▶ Data to process
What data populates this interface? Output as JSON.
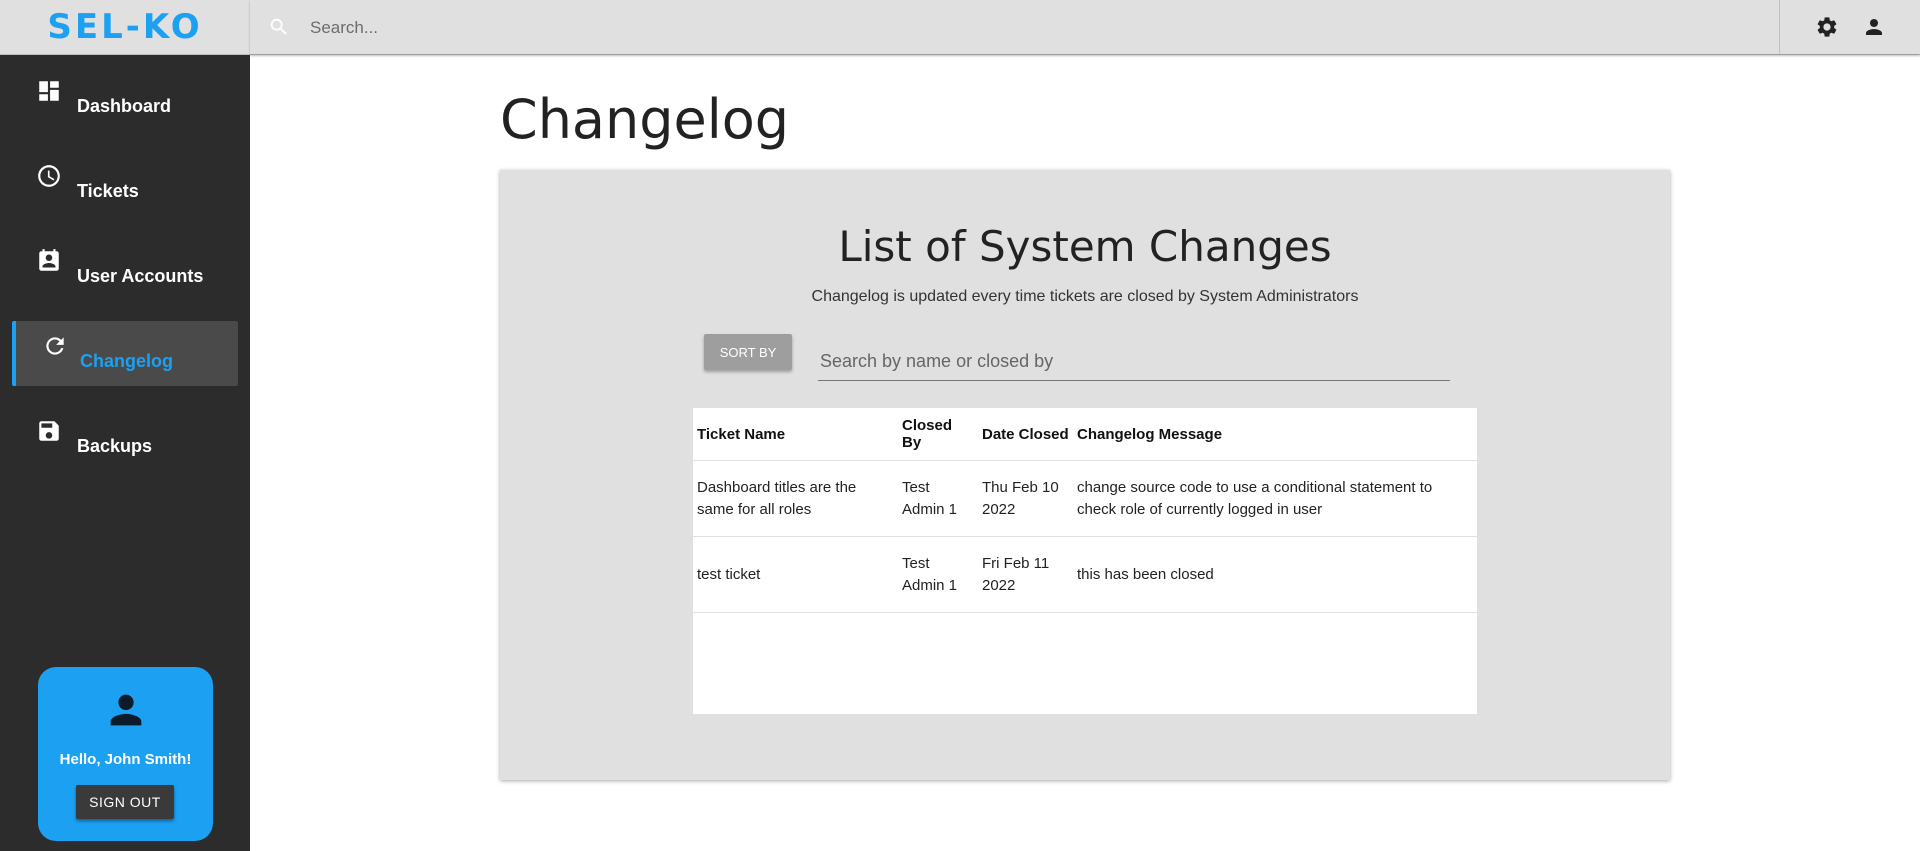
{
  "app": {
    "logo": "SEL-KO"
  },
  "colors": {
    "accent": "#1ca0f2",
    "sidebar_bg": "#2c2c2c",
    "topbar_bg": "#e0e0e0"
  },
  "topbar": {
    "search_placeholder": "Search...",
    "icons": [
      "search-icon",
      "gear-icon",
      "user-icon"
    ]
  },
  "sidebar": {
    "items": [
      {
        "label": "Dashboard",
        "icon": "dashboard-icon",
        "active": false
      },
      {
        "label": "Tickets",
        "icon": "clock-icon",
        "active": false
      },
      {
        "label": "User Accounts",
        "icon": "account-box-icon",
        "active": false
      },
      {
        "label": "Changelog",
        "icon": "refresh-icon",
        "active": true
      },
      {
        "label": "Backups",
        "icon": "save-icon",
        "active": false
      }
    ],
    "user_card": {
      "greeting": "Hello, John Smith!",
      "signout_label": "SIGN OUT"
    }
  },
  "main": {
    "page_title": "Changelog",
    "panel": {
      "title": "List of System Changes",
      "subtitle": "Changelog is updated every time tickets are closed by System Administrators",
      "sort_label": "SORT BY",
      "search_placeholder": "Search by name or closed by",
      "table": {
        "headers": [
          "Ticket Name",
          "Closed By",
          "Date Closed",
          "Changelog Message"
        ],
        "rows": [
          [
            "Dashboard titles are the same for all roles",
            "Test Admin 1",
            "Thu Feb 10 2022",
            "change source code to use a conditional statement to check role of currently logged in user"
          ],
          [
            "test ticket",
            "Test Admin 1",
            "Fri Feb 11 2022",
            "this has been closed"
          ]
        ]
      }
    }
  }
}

--

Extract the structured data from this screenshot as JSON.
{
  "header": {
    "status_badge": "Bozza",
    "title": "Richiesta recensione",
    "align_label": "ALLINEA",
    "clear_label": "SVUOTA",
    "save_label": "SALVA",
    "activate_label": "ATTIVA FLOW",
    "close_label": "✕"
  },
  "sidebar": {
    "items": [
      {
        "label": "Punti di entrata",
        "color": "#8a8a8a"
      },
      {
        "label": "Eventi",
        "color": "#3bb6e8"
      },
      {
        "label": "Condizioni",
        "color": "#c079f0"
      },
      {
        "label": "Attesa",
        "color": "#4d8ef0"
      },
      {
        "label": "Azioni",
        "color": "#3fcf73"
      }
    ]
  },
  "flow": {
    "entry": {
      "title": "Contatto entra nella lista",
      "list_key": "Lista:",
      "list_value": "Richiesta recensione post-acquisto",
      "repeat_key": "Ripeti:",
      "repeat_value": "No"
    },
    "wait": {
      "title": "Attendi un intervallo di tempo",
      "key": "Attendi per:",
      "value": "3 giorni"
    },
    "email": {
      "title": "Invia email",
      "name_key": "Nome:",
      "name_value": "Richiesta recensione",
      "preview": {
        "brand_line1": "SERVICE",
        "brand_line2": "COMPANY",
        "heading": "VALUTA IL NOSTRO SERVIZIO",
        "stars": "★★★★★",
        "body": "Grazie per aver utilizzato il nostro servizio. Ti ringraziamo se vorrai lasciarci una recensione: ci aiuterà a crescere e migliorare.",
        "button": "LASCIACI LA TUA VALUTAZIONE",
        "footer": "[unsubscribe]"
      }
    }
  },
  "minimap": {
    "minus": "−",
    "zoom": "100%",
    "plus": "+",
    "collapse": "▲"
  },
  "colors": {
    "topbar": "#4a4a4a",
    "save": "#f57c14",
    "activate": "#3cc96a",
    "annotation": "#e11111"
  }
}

▶ Instructions to follow
All lines that include "Attendi" are to be gathered and copied.

▶ Task output
      "title": "Attendi un intervallo di tempo",
      "key": "Attendi per:",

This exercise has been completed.